TO BE DONE> Please give the listing again, word for word, with nothing left out.

DATA RECORDS>
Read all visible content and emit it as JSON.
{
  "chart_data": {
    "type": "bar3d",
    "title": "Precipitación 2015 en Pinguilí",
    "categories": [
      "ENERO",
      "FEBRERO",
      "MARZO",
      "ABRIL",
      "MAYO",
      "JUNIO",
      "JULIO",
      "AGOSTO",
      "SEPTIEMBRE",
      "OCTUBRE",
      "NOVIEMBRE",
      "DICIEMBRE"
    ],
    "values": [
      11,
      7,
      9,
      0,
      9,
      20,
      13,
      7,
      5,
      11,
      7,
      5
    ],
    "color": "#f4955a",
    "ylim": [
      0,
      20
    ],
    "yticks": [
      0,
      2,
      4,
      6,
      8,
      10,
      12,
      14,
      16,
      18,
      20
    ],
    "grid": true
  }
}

COMPLETED TASK>
Read all visible content and emit it as JSON.
{
  "chart_data": {
    "type": "bar3d",
    "title": "Precipitación 2015 en Pinguilí",
    "categories": [
      "ENERO",
      "FEBRERO",
      "MARZO",
      "ABRIL",
      "MAYO",
      "JUNIO",
      "JULIO",
      "AGOSTO",
      "SEPTIEMBRE",
      "OCTUBRE",
      "NOVIEMBRE",
      "DICIEMBRE"
    ],
    "values": [
      11,
      7,
      9,
      0,
      9,
      20,
      13,
      7,
      5,
      11,
      7,
      5
    ],
    "color": "#f4955a",
    "ylim": [
      0,
      20
    ],
    "yticks": [
      0,
      2,
      4,
      6,
      8,
      10,
      12,
      14,
      16,
      18,
      20
    ],
    "grid": true
  }
}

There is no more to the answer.